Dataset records
****************
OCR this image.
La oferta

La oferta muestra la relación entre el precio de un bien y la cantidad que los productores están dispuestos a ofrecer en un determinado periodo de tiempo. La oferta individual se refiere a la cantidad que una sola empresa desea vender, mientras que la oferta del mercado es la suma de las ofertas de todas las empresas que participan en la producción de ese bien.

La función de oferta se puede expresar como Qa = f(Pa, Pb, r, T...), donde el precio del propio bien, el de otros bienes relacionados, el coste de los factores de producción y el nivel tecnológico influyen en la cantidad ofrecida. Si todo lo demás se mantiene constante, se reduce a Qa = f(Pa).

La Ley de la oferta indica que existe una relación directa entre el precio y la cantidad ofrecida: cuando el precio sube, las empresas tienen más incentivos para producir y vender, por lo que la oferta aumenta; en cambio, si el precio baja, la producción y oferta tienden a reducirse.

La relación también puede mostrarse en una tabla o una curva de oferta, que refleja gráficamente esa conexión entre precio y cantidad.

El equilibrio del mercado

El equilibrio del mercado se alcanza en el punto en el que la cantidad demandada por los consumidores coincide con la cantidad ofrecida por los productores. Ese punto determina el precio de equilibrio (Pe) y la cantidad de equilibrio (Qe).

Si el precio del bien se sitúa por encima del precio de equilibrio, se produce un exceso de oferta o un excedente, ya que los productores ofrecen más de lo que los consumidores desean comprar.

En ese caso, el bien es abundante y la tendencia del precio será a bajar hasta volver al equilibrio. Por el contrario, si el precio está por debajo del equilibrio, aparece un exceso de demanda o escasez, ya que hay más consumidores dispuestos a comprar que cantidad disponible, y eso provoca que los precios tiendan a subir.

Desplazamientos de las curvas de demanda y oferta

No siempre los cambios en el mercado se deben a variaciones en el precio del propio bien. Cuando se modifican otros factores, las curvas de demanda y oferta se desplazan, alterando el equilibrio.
****************
• _WRITTEN REQUEST_
Pull out each line of the listing that holds the string "empresas".

• _OUTPUT FOR THIS TASK_
La oferta muestra la relación entre el precio de un bien y la cantidad que los productores están dispuestos a ofrecer en un determinado periodo de tiempo. La oferta individual se refiere a la cantidad que una sola empresa desea vender, mientras que la oferta del mercado es la suma de las ofertas de todas las empresas que participan en la producción de ese bien.
La Ley de la oferta indica que existe una relación directa entre el precio y la cantidad ofrecida: cuando el precio sube, las empresas tienen más incentivos para producir y vender, por lo que la oferta aumenta; en cambio, si el precio baja, la producción y oferta tienden a reducirse.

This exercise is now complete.